## start DATA TO USE

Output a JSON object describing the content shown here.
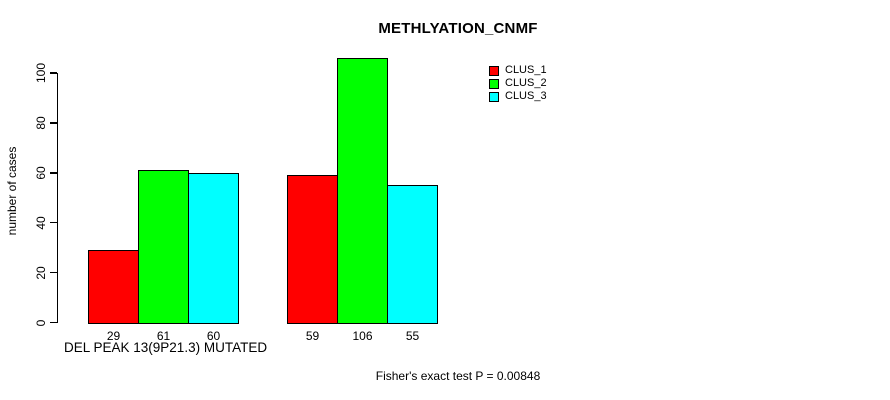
{
  "title": "METHLYATION_CNMF",
  "footnote": "Fisher's exact test P = 0.00848",
  "colors": {
    "clus_1": "#ff0000",
    "clus_2": "#00ff00",
    "clus_3": "#00ffff",
    "axis": "#000000",
    "bar_border": "#000000",
    "background": "#ffffff"
  },
  "legend": {
    "entries": [
      {
        "label": "CLUS_1",
        "color": "#ff0000"
      },
      {
        "label": "CLUS_2",
        "color": "#00ff00"
      },
      {
        "label": "CLUS_3",
        "color": "#00ffff"
      }
    ]
  },
  "chart_data": {
    "type": "bar",
    "title": "METHLYATION_CNMF",
    "xlabel": "DEL PEAK 13(9P21.3) MUTATED",
    "ylabel": "number of cases",
    "ylim": [
      0,
      110
    ],
    "yticks": [
      0,
      20,
      40,
      60,
      80,
      100
    ],
    "grid": false,
    "legend_position": "top-right-inside",
    "group_count": 2,
    "series": [
      {
        "name": "CLUS_1",
        "color": "#ff0000",
        "values": [
          29,
          59
        ]
      },
      {
        "name": "CLUS_2",
        "color": "#00ff00",
        "values": [
          61,
          106
        ]
      },
      {
        "name": "CLUS_3",
        "color": "#00ffff",
        "values": [
          60,
          55
        ]
      }
    ],
    "bar_value_labels": [
      [
        29,
        61,
        60
      ],
      [
        59,
        106,
        55
      ]
    ]
  }
}
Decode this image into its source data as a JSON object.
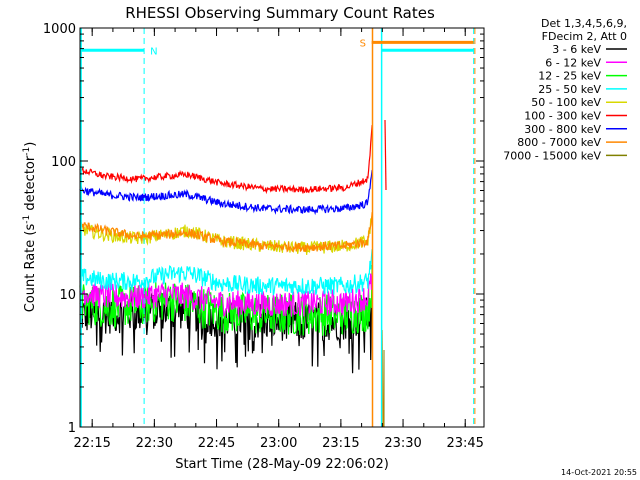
{
  "chart_data": {
    "type": "line",
    "title": "RHESSI Observing Summary Count Rates",
    "xlabel": "Start Time (28-May-09 22:06:02)",
    "ylabel_main": "Count Rate (s",
    "ylabel_sup1": "-1",
    "ylabel_mid": " detector",
    "ylabel_sup2": "-1",
    "ylabel_end": ")",
    "yscale": "log",
    "ylim": [
      1,
      1000
    ],
    "xlim": [
      6.03,
      103.5
    ],
    "x_unit": "minutes after 22:06:02",
    "x_ticks": [
      {
        "x": 8.97,
        "label": "22:15"
      },
      {
        "x": 23.97,
        "label": "22:30"
      },
      {
        "x": 38.97,
        "label": "22:45"
      },
      {
        "x": 53.97,
        "label": "23:00"
      },
      {
        "x": 68.97,
        "label": "23:15"
      },
      {
        "x": 83.97,
        "label": "23:30"
      },
      {
        "x": 98.97,
        "label": "23:45"
      }
    ],
    "y_ticks": [
      {
        "y": 1,
        "label": "1"
      },
      {
        "y": 10,
        "label": "10"
      },
      {
        "y": 100,
        "label": "100"
      },
      {
        "y": 1000,
        "label": "1000"
      }
    ],
    "legend_header": [
      "Det 1,3,4,5,6,9,",
      "FDecim 2, Att 0"
    ],
    "series": [
      {
        "name": "3 - 6 keV",
        "color": "#000000",
        "x": [
          6.03,
          12,
          20,
          27,
          32,
          40,
          50,
          60,
          70,
          75.5,
          76.5
        ],
        "y": [
          7,
          7,
          7.3,
          7.7,
          7.5,
          6.5,
          6.3,
          6.2,
          6.3,
          6.8,
          7.5
        ]
      },
      {
        "name": "6 - 12 keV",
        "color": "#ff00ff",
        "x": [
          6.03,
          12,
          20,
          27,
          32,
          40,
          50,
          60,
          70,
          75.5,
          76.5
        ],
        "y": [
          10.5,
          9.6,
          9.5,
          10,
          9.6,
          8.6,
          8.4,
          8.5,
          8.6,
          9.5,
          13
        ]
      },
      {
        "name": "12 - 25 keV",
        "color": "#00ff00",
        "x": [
          6.03,
          12,
          20,
          27,
          32,
          40,
          50,
          60,
          70,
          75.5,
          76.5
        ],
        "y": [
          8.5,
          8,
          8.2,
          9,
          8.5,
          7.3,
          7,
          7,
          7,
          7.5,
          12
        ]
      },
      {
        "name": "25 - 50 keV",
        "color": "#00ffff",
        "x": [
          6.03,
          12,
          20,
          27,
          32,
          40,
          50,
          60,
          70,
          75.5,
          76.5
        ],
        "y": [
          13.5,
          12.5,
          12.5,
          14,
          14.5,
          12,
          11.5,
          11.5,
          11.5,
          12.5,
          20
        ]
      },
      {
        "name": "50 - 100 keV",
        "color": "#d8d800",
        "x": [
          6.03,
          12,
          20,
          27,
          32,
          40,
          50,
          60,
          70,
          75.5,
          76.5
        ],
        "y": [
          31,
          28,
          26,
          28,
          30,
          25,
          23,
          22,
          23,
          25,
          40
        ]
      },
      {
        "name": "100 - 300 keV",
        "color": "#ff0000",
        "x": [
          6.03,
          12,
          20,
          27,
          32,
          40,
          50,
          60,
          70,
          75.5,
          76.5
        ],
        "y": [
          86,
          77,
          73,
          77,
          79,
          68,
          62,
          61,
          63,
          73,
          180
        ]
      },
      {
        "name": "300 - 800 keV",
        "color": "#0000ff",
        "x": [
          6.03,
          12,
          20,
          27,
          32,
          40,
          50,
          60,
          70,
          75.5,
          76.5
        ],
        "y": [
          61,
          56,
          53,
          55,
          56,
          48,
          44,
          43,
          44,
          48,
          90
        ]
      },
      {
        "name": "800 - 7000 keV",
        "color": "#ff8800",
        "x": [
          6.03,
          12,
          20,
          27,
          32,
          40,
          50,
          60,
          70,
          75.5,
          76.5
        ],
        "y": [
          33,
          30,
          27,
          28,
          29,
          25,
          23,
          22.5,
          23,
          25,
          40
        ]
      },
      {
        "name": "7000 - 15000 keV",
        "color": "#808000",
        "x": [
          6.03,
          12,
          20,
          27,
          32,
          40,
          50,
          60,
          70,
          75.5,
          76.5
        ],
        "y": [
          1,
          1,
          1,
          1,
          1,
          1,
          1,
          1,
          1,
          1,
          1
        ]
      }
    ],
    "flag_bars": [
      {
        "label": "N",
        "color": "#00ffff",
        "x_start": 6.03,
        "x_end": 21.5,
        "y": 680
      },
      {
        "label": "S",
        "color": "#ff8800",
        "x_start": 76.4,
        "x_end": 101.0,
        "y": 780
      },
      {
        "label": "",
        "color": "#00ffff",
        "x_start": 78.8,
        "x_end": 101.0,
        "y": 680
      }
    ],
    "dashed_markers": [
      {
        "x": 21.5,
        "color": "#00ffff"
      },
      {
        "x": 101.0,
        "color": "#00ffff"
      },
      {
        "x": 101.3,
        "color": "#ff8800"
      }
    ],
    "solid_markers": [
      {
        "x": 6.3,
        "color": "#00ffff"
      },
      {
        "x": 76.6,
        "color": "#ff8800"
      },
      {
        "x": 78.8,
        "color": "#00ffff"
      }
    ],
    "timestamp": "14-Oct-2021 20:55",
    "grid": false,
    "legend_placement": "top-right outside"
  }
}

## end DATA TO USE

**TASK DETAILS:** Which lines contain the word "xlabel"? Copy each one.

**REPLY:**
    "xlabel": "DEL PEAK 13(9P21.3) MUTATED",
    "xlabel": "Start Time (28-May-09 22:06:02)",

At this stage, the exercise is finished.